> [The exercise]
Find every line in the records below that contains the word "Select", and copy each such line.
================================
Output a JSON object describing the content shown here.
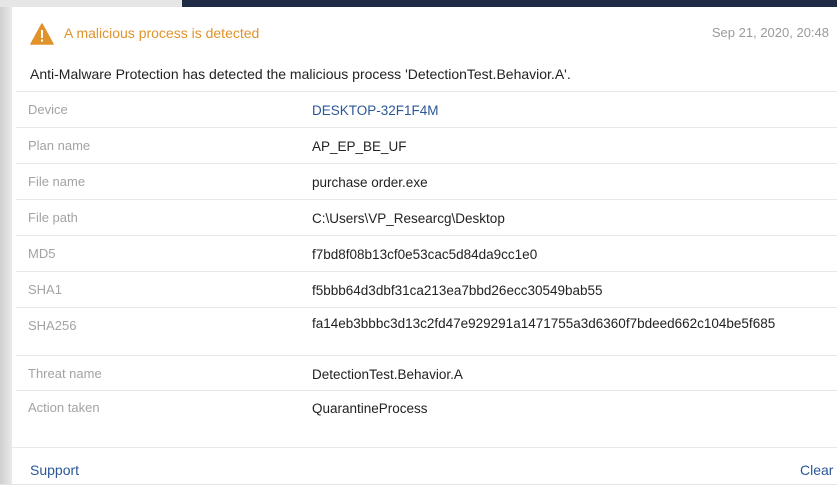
{
  "alert": {
    "title": "A malicious process is detected",
    "timestamp": "Sep 21, 2020, 20:48",
    "description": "Anti-Malware Protection has detected the malicious process 'DetectionTest.Behavior.A'.",
    "icon": "warning-triangle-icon",
    "accent_color": "#e0932b"
  },
  "details": [
    {
      "label": "Device",
      "value": "DESKTOP-32F1F4M",
      "is_link": true
    },
    {
      "label": "Plan name",
      "value": "AP_EP_BE_UF",
      "is_link": false
    },
    {
      "label": "File name",
      "value": "purchase order.exe",
      "is_link": false
    },
    {
      "label": "File path",
      "value": "C:\\Users\\VP_Researcg\\Desktop",
      "is_link": false
    },
    {
      "label": "MD5",
      "value": "f7bd8f08b13cf0e53cac5d84da9cc1e0",
      "is_link": false
    },
    {
      "label": "SHA1",
      "value": "f5bbb64d3dbf31ca213ea7bbd26ecc30549bab55",
      "is_link": false
    },
    {
      "label": "SHA256",
      "value": "fa14eb3bbbc3d13c2fd47e929291a1471755a3d6360f7bdeed662c104be5f685",
      "is_link": false
    },
    {
      "label": "Threat name",
      "value": "DetectionTest.Behavior.A",
      "is_link": false
    },
    {
      "label": "Action taken",
      "value": "QuarantineProcess",
      "is_link": false
    }
  ],
  "footer": {
    "support_label": "Support",
    "clear_label": "Clear"
  },
  "colors": {
    "link": "#2b5797",
    "label": "#a3a3a3",
    "header_bar": "#1f2a44"
  }
}
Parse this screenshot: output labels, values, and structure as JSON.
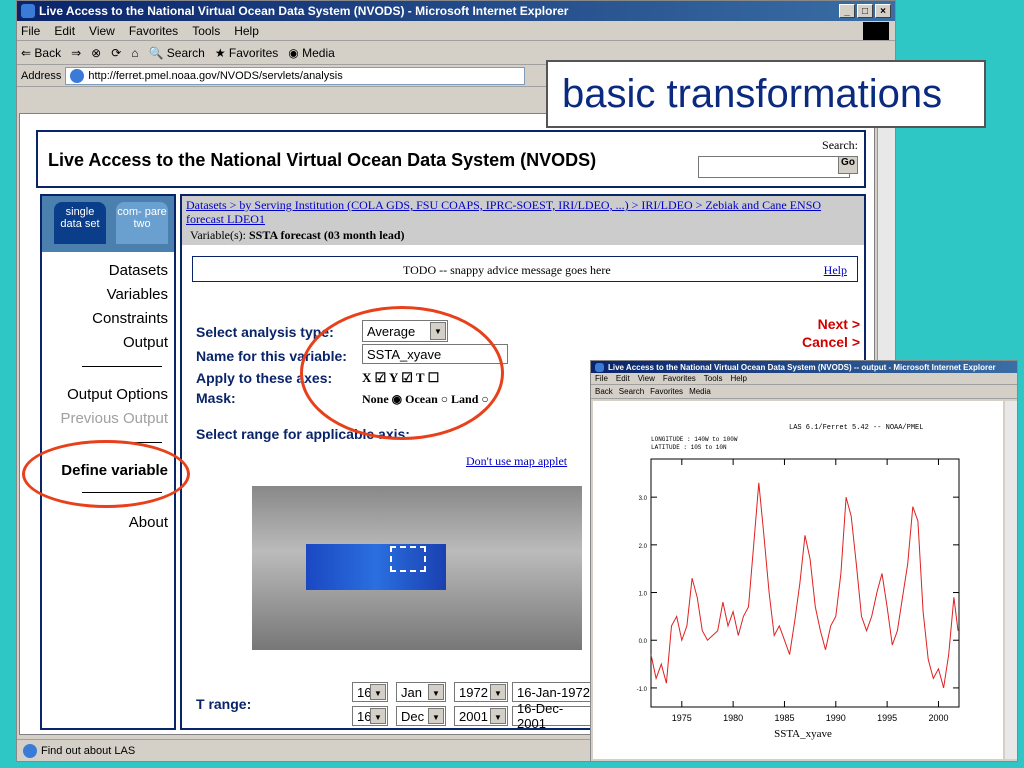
{
  "window": {
    "title": "Live Access to the National Virtual Ocean Data System (NVODS) - Microsoft Internet Explorer",
    "menu": [
      "File",
      "Edit",
      "View",
      "Favorites",
      "Tools",
      "Help"
    ],
    "toolbar": [
      "Back",
      "Search",
      "Favorites",
      "Media"
    ],
    "address_label": "Address",
    "address_url": "http://ferret.pmel.noaa.gov/NVODS/servlets/analysis",
    "status_text": "Find out about LAS"
  },
  "overlay_title": "basic transformations",
  "page": {
    "title": "Live Access to the National Virtual Ocean Data System (NVODS)",
    "search_label": "Search:",
    "go_label": "Go",
    "tabs": [
      "single data set",
      "com- pare two"
    ],
    "nav": [
      "Datasets",
      "Variables",
      "Constraints",
      "Output",
      "Output Options",
      "Previous Output",
      "Define variable",
      "About"
    ],
    "breadcrumb": "Datasets > by Serving Institution (COLA GDS, FSU COAPS, IPRC-SOEST, IRI/LDEO, ...) > IRI/LDEO > Zebiak and Cane ENSO forecast LDEO1",
    "variable_label": "Variable(s):",
    "variable_value": "SSTA forecast (03 month lead)",
    "advice": "TODO -- snappy advice message goes here",
    "help": "Help",
    "next": "Next >",
    "cancel": "Cancel >",
    "analysis_type_label": "Select analysis type:",
    "analysis_type_value": "Average",
    "var_name_label": "Name for this variable:",
    "var_name_value": "SSTA_xyave",
    "axes_label": "Apply to these axes:",
    "axes": "X ☑ Y ☑ T ☐",
    "mask_label": "Mask:",
    "mask": "None ◉ Ocean ○ Land ○",
    "range_label": "Select range for applicable axis:",
    "map_link": "Don't use map applet",
    "t_range_label": "T range:",
    "t_start": {
      "day": "16",
      "month": "Jan",
      "year": "1972",
      "text": "16-Jan-1972"
    },
    "t_end": {
      "day": "16",
      "month": "Dec",
      "year": "2001",
      "text": "16-Dec-2001"
    }
  },
  "output_window": {
    "title": "Live Access to the National Virtual Ocean Data System (NVODS) -- output - Microsoft Internet Explorer",
    "header": "LAS 6.1/Ferret 5.42 -- NOAA/PMEL",
    "longitude": "LONGITUDE : 140W to 100W",
    "latitude": "LATITUDE : 10S to 10N",
    "xlabel": "SSTA_xyave"
  },
  "chart_data": {
    "type": "line",
    "xlim": [
      1972,
      2002
    ],
    "ylim": [
      -1.4,
      3.8
    ],
    "xticks": [
      "1975",
      "1980",
      "1985",
      "1990",
      "1995",
      "2000"
    ],
    "yticks": [
      "-1.0",
      "0.0",
      "1.0",
      "2.0",
      "3.0"
    ],
    "color": "#e02020",
    "x": [
      1972.0,
      1972.5,
      1973.0,
      1973.5,
      1974.0,
      1974.5,
      1975.0,
      1975.5,
      1976.0,
      1976.5,
      1977.0,
      1977.5,
      1978.0,
      1978.5,
      1979.0,
      1979.5,
      1980.0,
      1980.5,
      1981.0,
      1981.5,
      1982.0,
      1982.5,
      1983.0,
      1983.5,
      1984.0,
      1984.5,
      1985.0,
      1985.5,
      1986.0,
      1986.5,
      1987.0,
      1987.5,
      1988.0,
      1988.5,
      1989.0,
      1989.5,
      1990.0,
      1990.5,
      1991.0,
      1991.5,
      1992.0,
      1992.5,
      1993.0,
      1993.5,
      1994.0,
      1994.5,
      1995.0,
      1995.5,
      1996.0,
      1996.5,
      1997.0,
      1997.5,
      1998.0,
      1998.5,
      1999.0,
      1999.5,
      2000.0,
      2000.5,
      2001.0,
      2001.5,
      2001.9
    ],
    "y": [
      -0.3,
      -0.8,
      -0.5,
      -0.9,
      0.3,
      0.5,
      0.0,
      0.3,
      1.3,
      0.9,
      0.2,
      0.0,
      0.1,
      0.2,
      0.8,
      0.3,
      0.6,
      0.1,
      0.5,
      0.7,
      2.0,
      3.3,
      2.2,
      1.0,
      0.1,
      0.3,
      0.0,
      -0.3,
      0.4,
      1.2,
      2.2,
      1.7,
      0.7,
      0.2,
      -0.2,
      0.3,
      0.5,
      1.4,
      3.0,
      2.6,
      1.6,
      0.5,
      0.2,
      0.5,
      1.0,
      1.4,
      0.7,
      -0.1,
      0.2,
      0.9,
      1.6,
      2.8,
      2.5,
      0.6,
      -0.4,
      -0.8,
      -0.6,
      -1.0,
      -0.3,
      0.9,
      0.2
    ]
  }
}
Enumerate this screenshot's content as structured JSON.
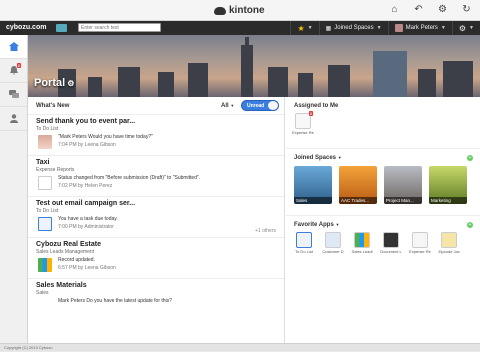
================================
> [Expected answer]
    "analysis_type_label": "Select analysis type:",
    "range_label": "Select range for applicable axis:",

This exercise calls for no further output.